## SET TASK
Output the full listing below exactly as it reads, and skip anything that is a picture.

## SUPPLIED RECORDS
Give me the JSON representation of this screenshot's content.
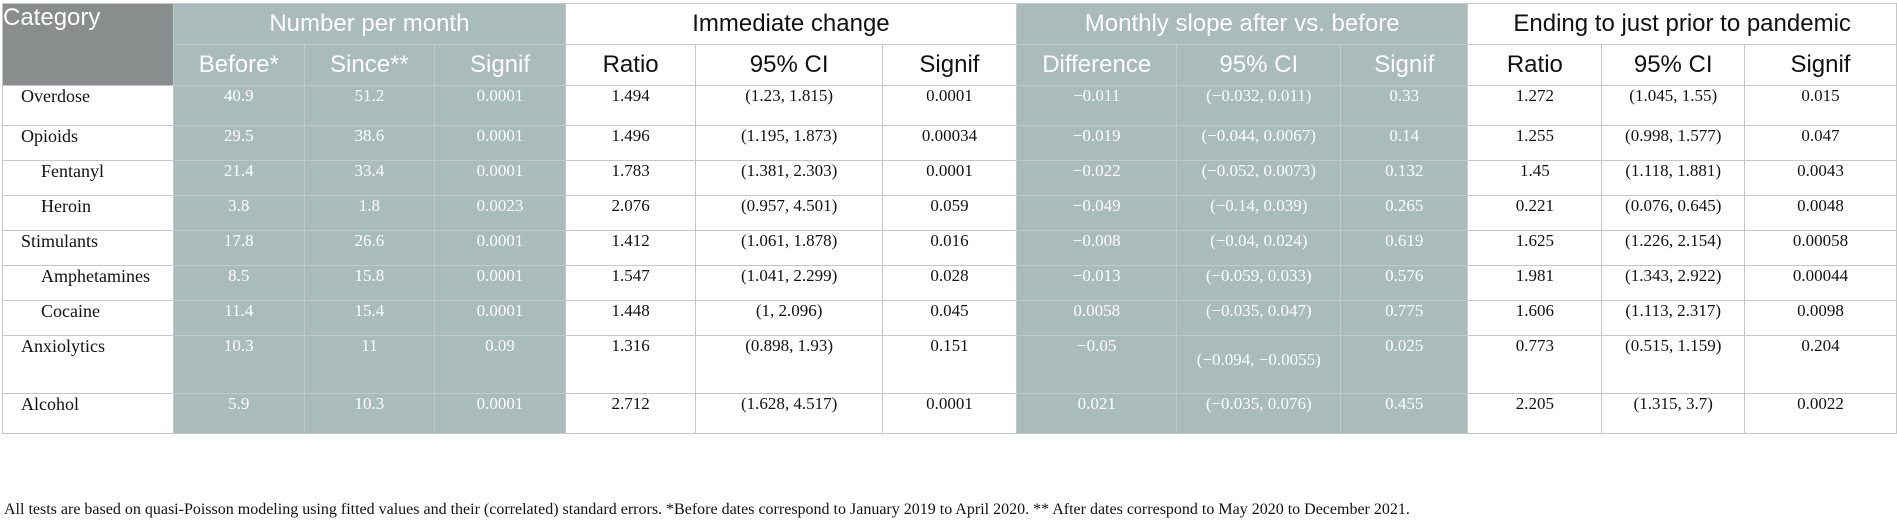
{
  "header": {
    "category": "Category",
    "groups": {
      "number_per_month": "Number per month",
      "immediate_change": "Immediate change",
      "monthly_slope": "Monthly slope after vs. before",
      "ending": "Ending to just prior to pandemic"
    },
    "sub": {
      "before": "Before*",
      "since": "Since**",
      "signif": "Signif",
      "ratio": "Ratio",
      "ci": "95% CI",
      "difference": "Difference"
    }
  },
  "rows": [
    {
      "label": "Overdose",
      "before": "40.9",
      "since": "51.2",
      "signif1": "0.0001",
      "ratio1": "1.494",
      "ci1": "(1.23, 1.815)",
      "signif2": "0.0001",
      "diff": "−0.011",
      "ci2": "(−0.032, 0.011)",
      "signif3": "0.33",
      "ratio2": "1.272",
      "ci3": "(1.045, 1.55)",
      "signif4": "0.015"
    },
    {
      "label": "Opioids",
      "before": "29.5",
      "since": "38.6",
      "signif1": "0.0001",
      "ratio1": "1.496",
      "ci1": "(1.195, 1.873)",
      "signif2": "0.00034",
      "diff": "−0.019",
      "ci2": "(−0.044, 0.0067)",
      "signif3": "0.14",
      "ratio2": "1.255",
      "ci3": "(0.998, 1.577)",
      "signif4": "0.047"
    },
    {
      "label": "Fentanyl",
      "before": "21.4",
      "since": "33.4",
      "signif1": "0.0001",
      "ratio1": "1.783",
      "ci1": "(1.381, 2.303)",
      "signif2": "0.0001",
      "diff": "−0.022",
      "ci2": "(−0.052, 0.0073)",
      "signif3": "0.132",
      "ratio2": "1.45",
      "ci3": "(1.118, 1.881)",
      "signif4": "0.0043"
    },
    {
      "label": "Heroin",
      "before": "3.8",
      "since": "1.8",
      "signif1": "0.0023",
      "ratio1": "2.076",
      "ci1": "(0.957, 4.501)",
      "signif2": "0.059",
      "diff": "−0.049",
      "ci2": "(−0.14, 0.039)",
      "signif3": "0.265",
      "ratio2": "0.221",
      "ci3": "(0.076, 0.645)",
      "signif4": "0.0048"
    },
    {
      "label": "Stimulants",
      "before": "17.8",
      "since": "26.6",
      "signif1": "0.0001",
      "ratio1": "1.412",
      "ci1": "(1.061, 1.878)",
      "signif2": "0.016",
      "diff": "−0.008",
      "ci2": "(−0.04, 0.024)",
      "signif3": "0.619",
      "ratio2": "1.625",
      "ci3": "(1.226, 2.154)",
      "signif4": "0.00058"
    },
    {
      "label": "Amphetamines",
      "before": "8.5",
      "since": "15.8",
      "signif1": "0.0001",
      "ratio1": "1.547",
      "ci1": "(1.041, 2.299)",
      "signif2": "0.028",
      "diff": "−0.013",
      "ci2": "(−0.059, 0.033)",
      "signif3": "0.576",
      "ratio2": "1.981",
      "ci3": "(1.343, 2.922)",
      "signif4": "0.00044"
    },
    {
      "label": "Cocaine",
      "before": "11.4",
      "since": "15.4",
      "signif1": "0.0001",
      "ratio1": "1.448",
      "ci1": "(1, 2.096)",
      "signif2": "0.045",
      "diff": "0.0058",
      "ci2": "(−0.035, 0.047)",
      "signif3": "0.775",
      "ratio2": "1.606",
      "ci3": "(1.113, 2.317)",
      "signif4": "0.0098"
    },
    {
      "label": "Anxiolytics",
      "before": "10.3",
      "since": "11",
      "signif1": "0.09",
      "ratio1": "1.316",
      "ci1": "(0.898, 1.93)",
      "signif2": "0.151",
      "diff": "−0.05",
      "ci2": "(−0.094, −0.0055)",
      "signif3": "0.025",
      "ratio2": "0.773",
      "ci3": "(0.515, 1.159)",
      "signif4": "0.204"
    },
    {
      "label": "Alcohol",
      "before": "5.9",
      "since": "10.3",
      "signif1": "0.0001",
      "ratio1": "2.712",
      "ci1": "(1.628, 4.517)",
      "signif2": "0.0001",
      "diff": "0.021",
      "ci2": "(−0.035, 0.076)",
      "signif3": "0.455",
      "ratio2": "2.205",
      "ci3": "(1.315, 3.7)",
      "signif4": "0.0022"
    }
  ],
  "footnote": "All tests are based on quasi-Poisson modeling using fitted values and their (correlated) standard errors. *Before dates correspond to January 2019 to April 2020. ** After dates correspond to May 2020 to December 2021."
}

## TASK SOLUTION
Give me the JSON representation of this screenshot's content.
{
  "header": {
    "category": "Category",
    "groups": {
      "number_per_month": "Number per month",
      "immediate_change": "Immediate change",
      "monthly_slope": "Monthly slope after vs. before",
      "ending": "Ending to just prior to pandemic"
    },
    "sub": {
      "before": "Before*",
      "since": "Since**",
      "signif": "Signif",
      "ratio": "Ratio",
      "ci": "95% CI",
      "difference": "Difference"
    }
  },
  "rows": [
    {
      "label": "Overdose",
      "before": "40.9",
      "since": "51.2",
      "signif1": "0.0001",
      "ratio1": "1.494",
      "ci1": "(1.23, 1.815)",
      "signif2": "0.0001",
      "diff": "−0.011",
      "ci2": "(−0.032, 0.011)",
      "signif3": "0.33",
      "ratio2": "1.272",
      "ci3": "(1.045, 1.55)",
      "signif4": "0.015"
    },
    {
      "label": "Opioids",
      "before": "29.5",
      "since": "38.6",
      "signif1": "0.0001",
      "ratio1": "1.496",
      "ci1": "(1.195, 1.873)",
      "signif2": "0.00034",
      "diff": "−0.019",
      "ci2": "(−0.044, 0.0067)",
      "signif3": "0.14",
      "ratio2": "1.255",
      "ci3": "(0.998, 1.577)",
      "signif4": "0.047"
    },
    {
      "label": "Fentanyl",
      "before": "21.4",
      "since": "33.4",
      "signif1": "0.0001",
      "ratio1": "1.783",
      "ci1": "(1.381, 2.303)",
      "signif2": "0.0001",
      "diff": "−0.022",
      "ci2": "(−0.052, 0.0073)",
      "signif3": "0.132",
      "ratio2": "1.45",
      "ci3": "(1.118, 1.881)",
      "signif4": "0.0043"
    },
    {
      "label": "Heroin",
      "before": "3.8",
      "since": "1.8",
      "signif1": "0.0023",
      "ratio1": "2.076",
      "ci1": "(0.957, 4.501)",
      "signif2": "0.059",
      "diff": "−0.049",
      "ci2": "(−0.14, 0.039)",
      "signif3": "0.265",
      "ratio2": "0.221",
      "ci3": "(0.076, 0.645)",
      "signif4": "0.0048"
    },
    {
      "label": "Stimulants",
      "before": "17.8",
      "since": "26.6",
      "signif1": "0.0001",
      "ratio1": "1.412",
      "ci1": "(1.061, 1.878)",
      "signif2": "0.016",
      "diff": "−0.008",
      "ci2": "(−0.04, 0.024)",
      "signif3": "0.619",
      "ratio2": "1.625",
      "ci3": "(1.226, 2.154)",
      "signif4": "0.00058"
    },
    {
      "label": "Amphetamines",
      "before": "8.5",
      "since": "15.8",
      "signif1": "0.0001",
      "ratio1": "1.547",
      "ci1": "(1.041, 2.299)",
      "signif2": "0.028",
      "diff": "−0.013",
      "ci2": "(−0.059, 0.033)",
      "signif3": "0.576",
      "ratio2": "1.981",
      "ci3": "(1.343, 2.922)",
      "signif4": "0.00044"
    },
    {
      "label": "Cocaine",
      "before": "11.4",
      "since": "15.4",
      "signif1": "0.0001",
      "ratio1": "1.448",
      "ci1": "(1, 2.096)",
      "signif2": "0.045",
      "diff": "0.0058",
      "ci2": "(−0.035, 0.047)",
      "signif3": "0.775",
      "ratio2": "1.606",
      "ci3": "(1.113, 2.317)",
      "signif4": "0.0098"
    },
    {
      "label": "Anxiolytics",
      "before": "10.3",
      "since": "11",
      "signif1": "0.09",
      "ratio1": "1.316",
      "ci1": "(0.898, 1.93)",
      "signif2": "0.151",
      "diff": "−0.05",
      "ci2": "(−0.094, −0.0055)",
      "signif3": "0.025",
      "ratio2": "0.773",
      "ci3": "(0.515, 1.159)",
      "signif4": "0.204"
    },
    {
      "label": "Alcohol",
      "before": "5.9",
      "since": "10.3",
      "signif1": "0.0001",
      "ratio1": "2.712",
      "ci1": "(1.628, 4.517)",
      "signif2": "0.0001",
      "diff": "0.021",
      "ci2": "(−0.035, 0.076)",
      "signif3": "0.455",
      "ratio2": "2.205",
      "ci3": "(1.315, 3.7)",
      "signif4": "0.0022"
    }
  ],
  "footnote": "All tests are based on quasi-Poisson modeling using fitted values and their (correlated) standard errors. *Before dates correspond to January 2019 to April 2020. ** After dates correspond to May 2020 to December 2021."
}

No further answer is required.